_Task objective_. Copy out every line that contains the word "tutte".

_Given data_.
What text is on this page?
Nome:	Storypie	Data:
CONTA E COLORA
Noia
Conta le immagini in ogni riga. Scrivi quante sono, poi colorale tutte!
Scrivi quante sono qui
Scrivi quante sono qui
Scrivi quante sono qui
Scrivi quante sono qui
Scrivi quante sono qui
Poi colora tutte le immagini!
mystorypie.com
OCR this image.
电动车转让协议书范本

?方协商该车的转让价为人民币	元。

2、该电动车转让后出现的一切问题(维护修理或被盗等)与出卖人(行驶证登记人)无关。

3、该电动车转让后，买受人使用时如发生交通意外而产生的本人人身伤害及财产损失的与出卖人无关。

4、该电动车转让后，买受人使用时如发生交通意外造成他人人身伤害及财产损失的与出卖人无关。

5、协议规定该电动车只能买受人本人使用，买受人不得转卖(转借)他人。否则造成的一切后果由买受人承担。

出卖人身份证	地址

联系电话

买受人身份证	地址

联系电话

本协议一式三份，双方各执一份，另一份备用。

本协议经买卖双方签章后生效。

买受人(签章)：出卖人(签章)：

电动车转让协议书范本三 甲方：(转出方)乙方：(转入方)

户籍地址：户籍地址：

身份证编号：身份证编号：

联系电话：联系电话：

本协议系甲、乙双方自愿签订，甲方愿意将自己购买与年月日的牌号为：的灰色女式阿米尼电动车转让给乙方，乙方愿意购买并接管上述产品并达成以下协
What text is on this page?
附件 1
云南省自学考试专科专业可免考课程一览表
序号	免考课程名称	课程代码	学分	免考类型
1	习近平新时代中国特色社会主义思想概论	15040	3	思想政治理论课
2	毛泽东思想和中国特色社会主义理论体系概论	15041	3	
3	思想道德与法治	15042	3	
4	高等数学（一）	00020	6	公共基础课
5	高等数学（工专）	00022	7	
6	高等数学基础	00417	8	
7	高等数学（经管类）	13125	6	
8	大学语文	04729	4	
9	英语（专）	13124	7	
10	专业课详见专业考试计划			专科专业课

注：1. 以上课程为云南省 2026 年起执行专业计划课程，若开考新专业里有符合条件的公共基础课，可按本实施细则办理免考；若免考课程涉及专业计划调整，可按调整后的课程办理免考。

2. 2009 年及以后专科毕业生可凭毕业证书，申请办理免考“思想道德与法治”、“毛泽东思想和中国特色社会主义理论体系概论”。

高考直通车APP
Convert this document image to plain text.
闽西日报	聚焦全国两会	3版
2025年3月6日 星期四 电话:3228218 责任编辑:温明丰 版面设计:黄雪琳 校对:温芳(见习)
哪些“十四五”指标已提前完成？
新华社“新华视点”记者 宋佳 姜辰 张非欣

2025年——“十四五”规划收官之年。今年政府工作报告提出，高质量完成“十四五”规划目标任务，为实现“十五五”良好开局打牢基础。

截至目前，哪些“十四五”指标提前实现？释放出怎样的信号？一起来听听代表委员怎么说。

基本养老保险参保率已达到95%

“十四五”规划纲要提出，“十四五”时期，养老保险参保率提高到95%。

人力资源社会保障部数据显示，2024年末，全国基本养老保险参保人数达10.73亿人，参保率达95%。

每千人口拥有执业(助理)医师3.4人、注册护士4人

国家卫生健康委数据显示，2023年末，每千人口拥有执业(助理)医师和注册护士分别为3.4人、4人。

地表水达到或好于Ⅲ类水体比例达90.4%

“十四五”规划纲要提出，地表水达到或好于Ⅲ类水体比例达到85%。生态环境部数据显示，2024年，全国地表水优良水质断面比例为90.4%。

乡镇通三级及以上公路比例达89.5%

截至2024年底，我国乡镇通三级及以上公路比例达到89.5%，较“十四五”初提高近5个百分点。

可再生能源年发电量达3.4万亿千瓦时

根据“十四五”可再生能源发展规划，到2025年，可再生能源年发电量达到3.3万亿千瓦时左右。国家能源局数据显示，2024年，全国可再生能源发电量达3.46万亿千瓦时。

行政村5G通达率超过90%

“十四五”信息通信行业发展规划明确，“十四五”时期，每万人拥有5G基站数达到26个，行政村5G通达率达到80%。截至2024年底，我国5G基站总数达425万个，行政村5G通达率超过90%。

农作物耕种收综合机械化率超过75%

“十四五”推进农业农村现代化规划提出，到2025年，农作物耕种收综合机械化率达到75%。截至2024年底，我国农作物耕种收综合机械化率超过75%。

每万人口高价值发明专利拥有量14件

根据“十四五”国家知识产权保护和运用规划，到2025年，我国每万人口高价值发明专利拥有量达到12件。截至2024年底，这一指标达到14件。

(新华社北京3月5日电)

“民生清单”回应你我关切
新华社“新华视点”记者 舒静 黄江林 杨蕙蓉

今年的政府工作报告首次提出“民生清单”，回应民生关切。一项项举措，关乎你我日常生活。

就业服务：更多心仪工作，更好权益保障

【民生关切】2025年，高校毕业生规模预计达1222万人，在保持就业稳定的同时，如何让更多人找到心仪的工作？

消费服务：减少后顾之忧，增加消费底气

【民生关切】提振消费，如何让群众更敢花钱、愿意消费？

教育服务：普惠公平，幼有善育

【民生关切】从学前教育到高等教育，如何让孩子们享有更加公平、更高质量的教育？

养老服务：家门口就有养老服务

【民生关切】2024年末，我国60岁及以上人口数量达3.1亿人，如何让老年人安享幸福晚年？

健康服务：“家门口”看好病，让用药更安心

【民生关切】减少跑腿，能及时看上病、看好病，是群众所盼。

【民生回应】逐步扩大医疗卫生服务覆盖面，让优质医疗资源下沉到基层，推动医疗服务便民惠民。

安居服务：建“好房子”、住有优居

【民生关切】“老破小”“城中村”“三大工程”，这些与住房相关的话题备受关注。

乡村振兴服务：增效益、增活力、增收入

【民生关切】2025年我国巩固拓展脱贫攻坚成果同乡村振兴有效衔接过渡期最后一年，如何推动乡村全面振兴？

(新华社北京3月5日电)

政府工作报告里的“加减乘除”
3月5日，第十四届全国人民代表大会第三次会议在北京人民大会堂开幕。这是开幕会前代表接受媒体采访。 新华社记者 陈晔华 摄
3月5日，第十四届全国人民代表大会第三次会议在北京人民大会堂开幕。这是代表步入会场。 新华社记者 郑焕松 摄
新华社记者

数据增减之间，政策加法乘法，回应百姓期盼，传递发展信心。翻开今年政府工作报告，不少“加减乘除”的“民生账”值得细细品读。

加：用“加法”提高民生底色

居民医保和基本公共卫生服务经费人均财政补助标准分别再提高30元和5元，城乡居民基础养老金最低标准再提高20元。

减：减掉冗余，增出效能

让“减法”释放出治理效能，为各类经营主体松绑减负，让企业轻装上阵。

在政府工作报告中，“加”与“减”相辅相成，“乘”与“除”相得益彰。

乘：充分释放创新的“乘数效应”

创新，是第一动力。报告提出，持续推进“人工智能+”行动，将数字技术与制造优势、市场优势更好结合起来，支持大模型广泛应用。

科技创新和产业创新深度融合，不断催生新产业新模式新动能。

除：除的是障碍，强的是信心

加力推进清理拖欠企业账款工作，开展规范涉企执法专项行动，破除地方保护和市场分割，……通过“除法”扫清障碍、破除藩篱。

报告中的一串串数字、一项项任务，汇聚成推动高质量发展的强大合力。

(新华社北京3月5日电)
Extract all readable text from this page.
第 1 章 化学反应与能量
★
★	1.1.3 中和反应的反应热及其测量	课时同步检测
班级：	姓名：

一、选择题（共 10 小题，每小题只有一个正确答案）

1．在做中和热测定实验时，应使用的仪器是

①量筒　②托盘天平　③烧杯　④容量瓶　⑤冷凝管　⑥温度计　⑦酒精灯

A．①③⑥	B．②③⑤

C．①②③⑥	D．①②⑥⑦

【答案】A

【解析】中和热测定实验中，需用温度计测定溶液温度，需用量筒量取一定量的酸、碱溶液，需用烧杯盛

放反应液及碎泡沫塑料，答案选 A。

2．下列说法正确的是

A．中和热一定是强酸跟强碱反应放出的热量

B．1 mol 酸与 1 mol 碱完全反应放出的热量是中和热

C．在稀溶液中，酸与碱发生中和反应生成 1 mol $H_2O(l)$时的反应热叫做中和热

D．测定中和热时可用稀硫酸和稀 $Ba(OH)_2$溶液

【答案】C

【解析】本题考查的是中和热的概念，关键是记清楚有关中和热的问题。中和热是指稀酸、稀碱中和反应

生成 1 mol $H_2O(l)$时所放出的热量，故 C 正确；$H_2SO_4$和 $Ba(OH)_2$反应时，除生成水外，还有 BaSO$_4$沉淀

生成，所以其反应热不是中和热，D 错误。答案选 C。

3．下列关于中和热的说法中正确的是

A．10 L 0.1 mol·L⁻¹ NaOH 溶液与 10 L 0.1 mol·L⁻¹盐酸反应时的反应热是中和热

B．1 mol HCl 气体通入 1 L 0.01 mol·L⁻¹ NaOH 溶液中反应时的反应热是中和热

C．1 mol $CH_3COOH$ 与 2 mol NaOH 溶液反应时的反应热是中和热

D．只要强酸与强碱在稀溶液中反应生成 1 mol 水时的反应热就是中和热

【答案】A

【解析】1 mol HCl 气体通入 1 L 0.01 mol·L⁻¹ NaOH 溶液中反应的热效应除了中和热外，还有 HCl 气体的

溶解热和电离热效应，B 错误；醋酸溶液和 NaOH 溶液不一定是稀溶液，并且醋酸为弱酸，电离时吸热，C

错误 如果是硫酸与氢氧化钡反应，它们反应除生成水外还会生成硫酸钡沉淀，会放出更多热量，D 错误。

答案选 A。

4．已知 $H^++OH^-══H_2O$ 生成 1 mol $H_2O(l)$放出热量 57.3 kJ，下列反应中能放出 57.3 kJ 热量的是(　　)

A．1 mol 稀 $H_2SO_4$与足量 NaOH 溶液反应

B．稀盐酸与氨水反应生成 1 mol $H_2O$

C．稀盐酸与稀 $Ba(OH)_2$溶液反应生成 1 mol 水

_Response_.
Conta le immagini in ogni riga. Scrivi quante sono, poi colorale tutte!
Poi colora tutte le immagini!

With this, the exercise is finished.